Records that describe figures
- - - -

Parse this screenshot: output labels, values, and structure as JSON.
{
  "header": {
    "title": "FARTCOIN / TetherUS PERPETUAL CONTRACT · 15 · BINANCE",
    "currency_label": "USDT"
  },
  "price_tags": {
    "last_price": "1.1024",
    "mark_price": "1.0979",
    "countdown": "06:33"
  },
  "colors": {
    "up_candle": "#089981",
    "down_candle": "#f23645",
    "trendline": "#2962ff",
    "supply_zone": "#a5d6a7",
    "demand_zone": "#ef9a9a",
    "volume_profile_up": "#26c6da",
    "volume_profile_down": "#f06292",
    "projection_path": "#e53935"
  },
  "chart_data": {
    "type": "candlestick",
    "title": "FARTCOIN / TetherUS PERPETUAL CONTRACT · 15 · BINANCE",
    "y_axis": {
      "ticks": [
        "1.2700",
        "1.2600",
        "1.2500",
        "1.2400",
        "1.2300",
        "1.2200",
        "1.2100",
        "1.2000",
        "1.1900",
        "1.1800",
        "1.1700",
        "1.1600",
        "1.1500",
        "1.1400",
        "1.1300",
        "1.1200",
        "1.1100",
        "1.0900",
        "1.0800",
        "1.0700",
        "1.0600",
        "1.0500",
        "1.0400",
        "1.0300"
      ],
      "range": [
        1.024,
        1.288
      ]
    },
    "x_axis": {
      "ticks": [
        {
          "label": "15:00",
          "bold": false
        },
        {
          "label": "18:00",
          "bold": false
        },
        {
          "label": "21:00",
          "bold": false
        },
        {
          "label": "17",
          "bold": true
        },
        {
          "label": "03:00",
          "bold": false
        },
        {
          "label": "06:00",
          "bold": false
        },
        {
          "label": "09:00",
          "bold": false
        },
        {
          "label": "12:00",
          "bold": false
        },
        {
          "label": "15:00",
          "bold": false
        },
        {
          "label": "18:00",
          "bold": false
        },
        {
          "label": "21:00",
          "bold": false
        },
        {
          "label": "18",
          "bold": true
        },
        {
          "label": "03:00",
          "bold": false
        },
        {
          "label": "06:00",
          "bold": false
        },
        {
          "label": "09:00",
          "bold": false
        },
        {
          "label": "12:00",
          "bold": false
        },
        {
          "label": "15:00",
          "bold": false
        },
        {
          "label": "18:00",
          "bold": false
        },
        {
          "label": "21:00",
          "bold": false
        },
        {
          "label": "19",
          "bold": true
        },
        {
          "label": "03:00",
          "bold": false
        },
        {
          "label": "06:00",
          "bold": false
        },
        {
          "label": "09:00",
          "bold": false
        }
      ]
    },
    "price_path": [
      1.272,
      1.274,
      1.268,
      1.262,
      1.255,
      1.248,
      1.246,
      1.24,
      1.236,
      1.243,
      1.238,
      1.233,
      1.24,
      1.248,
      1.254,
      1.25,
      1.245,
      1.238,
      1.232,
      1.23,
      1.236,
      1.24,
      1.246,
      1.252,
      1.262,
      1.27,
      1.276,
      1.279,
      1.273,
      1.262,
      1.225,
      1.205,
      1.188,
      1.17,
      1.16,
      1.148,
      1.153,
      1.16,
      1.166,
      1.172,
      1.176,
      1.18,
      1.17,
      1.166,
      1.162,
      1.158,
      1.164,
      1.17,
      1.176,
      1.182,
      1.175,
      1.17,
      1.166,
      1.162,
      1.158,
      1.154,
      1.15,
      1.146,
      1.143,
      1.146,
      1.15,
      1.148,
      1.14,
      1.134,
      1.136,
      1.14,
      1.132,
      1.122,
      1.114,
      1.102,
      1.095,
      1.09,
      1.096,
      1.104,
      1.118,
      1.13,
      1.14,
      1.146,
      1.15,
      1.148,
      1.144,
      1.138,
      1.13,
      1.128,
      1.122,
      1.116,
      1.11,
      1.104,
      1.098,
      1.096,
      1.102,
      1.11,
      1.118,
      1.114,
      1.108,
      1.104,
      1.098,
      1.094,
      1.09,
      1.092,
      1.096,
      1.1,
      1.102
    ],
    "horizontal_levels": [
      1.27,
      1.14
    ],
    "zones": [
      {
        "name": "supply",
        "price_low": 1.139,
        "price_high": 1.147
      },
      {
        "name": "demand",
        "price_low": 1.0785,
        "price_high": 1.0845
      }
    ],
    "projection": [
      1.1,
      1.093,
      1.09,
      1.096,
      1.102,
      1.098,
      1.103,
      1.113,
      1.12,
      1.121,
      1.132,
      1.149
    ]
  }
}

- - - -

=== TASK ===
The records above should all be quoted exactly, please.

=== OUTPUT FOR THIS EXERCISE ===
Parse this screenshot: output labels, values, and structure as JSON.
{
  "header": {
    "title": "FARTCOIN / TetherUS PERPETUAL CONTRACT · 15 · BINANCE",
    "currency_label": "USDT"
  },
  "price_tags": {
    "last_price": "1.1024",
    "mark_price": "1.0979",
    "countdown": "06:33"
  },
  "colors": {
    "up_candle": "#089981",
    "down_candle": "#f23645",
    "trendline": "#2962ff",
    "supply_zone": "#a5d6a7",
    "demand_zone": "#ef9a9a",
    "volume_profile_up": "#26c6da",
    "volume_profile_down": "#f06292",
    "projection_path": "#e53935"
  },
  "chart_data": {
    "type": "candlestick",
    "title": "FARTCOIN / TetherUS PERPETUAL CONTRACT · 15 · BINANCE",
    "y_axis": {
      "ticks": [
        "1.2700",
        "1.2600",
        "1.2500",
        "1.2400",
        "1.2300",
        "1.2200",
        "1.2100",
        "1.2000",
        "1.1900",
        "1.1800",
        "1.1700",
        "1.1600",
        "1.1500",
        "1.1400",
        "1.1300",
        "1.1200",
        "1.1100",
        "1.0900",
        "1.0800",
        "1.0700",
        "1.0600",
        "1.0500",
        "1.0400",
        "1.0300"
      ],
      "range": [
        1.024,
        1.288
      ]
    },
    "x_axis": {
      "ticks": [
        {
          "label": "15:00",
          "bold": false
        },
        {
          "label": "18:00",
          "bold": false
        },
        {
          "label": "21:00",
          "bold": false
        },
        {
          "label": "17",
          "bold": true
        },
        {
          "label": "03:00",
          "bold": false
        },
        {
          "label": "06:00",
          "bold": false
        },
        {
          "label": "09:00",
          "bold": false
        },
        {
          "label": "12:00",
          "bold": false
        },
        {
          "label": "15:00",
          "bold": false
        },
        {
          "label": "18:00",
          "bold": false
        },
        {
          "label": "21:00",
          "bold": false
        },
        {
          "label": "18",
          "bold": true
        },
        {
          "label": "03:00",
          "bold": false
        },
        {
          "label": "06:00",
          "bold": false
        },
        {
          "label": "09:00",
          "bold": false
        },
        {
          "label": "12:00",
          "bold": false
        },
        {
          "label": "15:00",
          "bold": false
        },
        {
          "label": "18:00",
          "bold": false
        },
        {
          "label": "21:00",
          "bold": false
        },
        {
          "label": "19",
          "bold": true
        },
        {
          "label": "03:00",
          "bold": false
        },
        {
          "label": "06:00",
          "bold": false
        },
        {
          "label": "09:00",
          "bold": false
        }
      ]
    },
    "price_path": [
      1.272,
      1.274,
      1.268,
      1.262,
      1.255,
      1.248,
      1.246,
      1.24,
      1.236,
      1.243,
      1.238,
      1.233,
      1.24,
      1.248,
      1.254,
      1.25,
      1.245,
      1.238,
      1.232,
      1.23,
      1.236,
      1.24,
      1.246,
      1.252,
      1.262,
      1.27,
      1.276,
      1.279,
      1.273,
      1.262,
      1.225,
      1.205,
      1.188,
      1.17,
      1.16,
      1.148,
      1.153,
      1.16,
      1.166,
      1.172,
      1.176,
      1.18,
      1.17,
      1.166,
      1.162,
      1.158,
      1.164,
      1.17,
      1.176,
      1.182,
      1.175,
      1.17,
      1.166,
      1.162,
      1.158,
      1.154,
      1.15,
      1.146,
      1.143,
      1.146,
      1.15,
      1.148,
      1.14,
      1.134,
      1.136,
      1.14,
      1.132,
      1.122,
      1.114,
      1.102,
      1.095,
      1.09,
      1.096,
      1.104,
      1.118,
      1.13,
      1.14,
      1.146,
      1.15,
      1.148,
      1.144,
      1.138,
      1.13,
      1.128,
      1.122,
      1.116,
      1.11,
      1.104,
      1.098,
      1.096,
      1.102,
      1.11,
      1.118,
      1.114,
      1.108,
      1.104,
      1.098,
      1.094,
      1.09,
      1.092,
      1.096,
      1.1,
      1.102
    ],
    "horizontal_levels": [
      1.27,
      1.14
    ],
    "zones": [
      {
        "name": "supply",
        "price_low": 1.139,
        "price_high": 1.147
      },
      {
        "name": "demand",
        "price_low": 1.0785,
        "price_high": 1.0845
      }
    ],
    "projection": [
      1.1,
      1.093,
      1.09,
      1.096,
      1.102,
      1.098,
      1.103,
      1.113,
      1.12,
      1.121,
      1.132,
      1.149
    ]
  }
}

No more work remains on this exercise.